**Artikel**
────────

JAKARTA, KOMPAS - Komisi Pemilihan Umum masih menyiapkan kajian mengenai legalitas penerapan rekapitulasi elektronik atau e-rekap di dalam Pilkada Serentak 2020. Kajian tersebut mencakup apakah e-rekap sudah memadai diatur di dalam Undang-Undang Nomor 10 Tahun 2016 tentang Pilkada atau memerlukan revisi dan ketentuan lain.
Anggota KPU Pramono Ubaid Tanthowi, Jumat (26/4/2019) di Jakarta mengatakan, KPU akan melibatkan sejumlah ahli hukum tata negara dan ahli hukum administrasi negara guna membahas kekuatan hukum dari penerapan e-rekap di dalam Pilkada 2020. Dari kajian hukum tersebut, diharapkan keluar satu simpulan apakah penerapan e-rekap cukup dengan Peraturan KPU (PKPU) atau harus mengubah UU Pilkada. Selain itu, kajian hukum tersebut juga dimaksudkan untuk menemukan kemungkinan adanya solusi lain untuk memperkuat aspek hukum penerapan e-rekap.
"KPU baru akan melakukan kajian, terutama dari aspek hukum. Kajian itu dilakukan sambil menyusun alternatif-alternatif model e-rekap yang akan kita terapkan. Minggu ini, baru dilakukan harmonisasi PKPU dengan Kemenkumham (Kementerian Hukum dan Hak Asasi Manusia)," kata Pramono.

────────

**Daftar Tugas**
**A)** Jawablah pertanyaan berikut berdasarkan artikel tentang kajian e-rekap KPU:
(i) Undang-undang apa yang ditinjau untuk menilai apakah e-rekap sudah cukup diatur?
(ii) Ahli dari bidang apa saja yang akan dilibatkan KPU dalam kajian tersebut?
(iii) Dengan kementerian apa harmonisasi PKPU dilakukan pada minggu itu?
**B)** Teruskan artikel tentang kajian e-rekap KPU mulai dari kalimat terakhirnya.

────────

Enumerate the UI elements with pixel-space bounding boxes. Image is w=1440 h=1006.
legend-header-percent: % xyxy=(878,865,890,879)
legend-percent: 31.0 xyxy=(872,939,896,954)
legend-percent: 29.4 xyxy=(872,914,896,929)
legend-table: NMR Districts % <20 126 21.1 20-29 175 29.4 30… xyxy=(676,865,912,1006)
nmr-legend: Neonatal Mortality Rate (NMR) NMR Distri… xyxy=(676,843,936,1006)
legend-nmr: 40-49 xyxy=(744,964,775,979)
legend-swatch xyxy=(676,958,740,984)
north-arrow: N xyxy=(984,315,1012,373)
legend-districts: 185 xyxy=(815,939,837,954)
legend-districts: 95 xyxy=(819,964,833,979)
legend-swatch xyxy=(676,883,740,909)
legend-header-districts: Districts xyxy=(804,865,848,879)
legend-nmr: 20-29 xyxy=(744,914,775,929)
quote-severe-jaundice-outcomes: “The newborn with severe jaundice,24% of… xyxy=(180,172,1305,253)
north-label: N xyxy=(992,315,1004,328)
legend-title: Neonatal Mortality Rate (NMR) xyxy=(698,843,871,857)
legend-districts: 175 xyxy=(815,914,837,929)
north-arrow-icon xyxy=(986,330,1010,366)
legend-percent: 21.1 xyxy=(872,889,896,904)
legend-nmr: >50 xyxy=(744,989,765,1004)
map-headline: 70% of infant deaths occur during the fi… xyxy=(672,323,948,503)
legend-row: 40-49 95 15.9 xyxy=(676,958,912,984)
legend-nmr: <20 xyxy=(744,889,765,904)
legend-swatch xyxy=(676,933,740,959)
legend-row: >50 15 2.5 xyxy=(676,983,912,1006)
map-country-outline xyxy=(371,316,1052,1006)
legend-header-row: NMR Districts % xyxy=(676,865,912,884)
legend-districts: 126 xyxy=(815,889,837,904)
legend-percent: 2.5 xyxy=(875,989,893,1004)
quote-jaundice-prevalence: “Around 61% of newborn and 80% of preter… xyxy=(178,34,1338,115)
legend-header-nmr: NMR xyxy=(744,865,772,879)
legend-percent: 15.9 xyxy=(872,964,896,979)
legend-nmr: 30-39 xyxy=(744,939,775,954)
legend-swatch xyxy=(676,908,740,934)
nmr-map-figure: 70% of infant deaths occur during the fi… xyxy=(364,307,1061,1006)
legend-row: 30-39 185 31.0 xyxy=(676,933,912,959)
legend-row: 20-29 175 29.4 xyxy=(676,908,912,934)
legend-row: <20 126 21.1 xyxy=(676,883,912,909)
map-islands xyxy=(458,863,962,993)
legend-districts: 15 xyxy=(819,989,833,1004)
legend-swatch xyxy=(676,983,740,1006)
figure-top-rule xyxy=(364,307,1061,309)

────────

**Jawaban per Tugas**
**A)**
(i) Undang-Undang Nomor 10 Tahun 2016 tentang Pilkada.
(ii) Ahli hukum tata negara dan ahli hukum administrasi negara.
(iii) Kementerian Hukum dan Hak Asasi Manusia (Kemenkumham).

**B)**
Sejumlah alternatif penerapan e-rekap pun muncul dalam pembahasan PKPU Pilkada 2020. Misalnya, apakah e-rekap dilakukan di tingkat kecamatan ataukah di tingkat kabupaten/kota. Perbedaan tingkat penerapan rekapitulasi suara itu akan membawa konsekuensi yang berbeda.
Selain itu, pembahasan PKPU juga memunculkan pertanyaan tentang apa tindakan yang harus dilakukan bila e-rekap tidak berjalan. Apakah e-rekap bisa didukung juga dengan alternatif rekap manual, serta bagaimana mekanisme penerapannya di lapangan.
Pramono mengatakan, pembahasan mengenai PKPU Pilkada terkait dengan e-rekap itu harus pula dipikirkan terlebih dulu kesiapan daerahnya. "Apakah akan diterapkan secara menyeluruh untuk 270 daerah pilkada, atau masih piloting atau dijalankan sebagian daerah tertentu dulu, itu juga dibahas," katanya.
Dua metode
Direktur Eksekutif Network for Democracy and Electoral Integrity (Netgrit) Sigit Pamungkas mengatakan, aspek hukum merupakan salah satu hal yang penting diperhatikan oleh KPU sebelum menerapkan e-rekap. UU Pilkada yang ada saat ini dipandang belum cukup kuat untuk memberikan dasar hukum pelaksanaan e-rekap.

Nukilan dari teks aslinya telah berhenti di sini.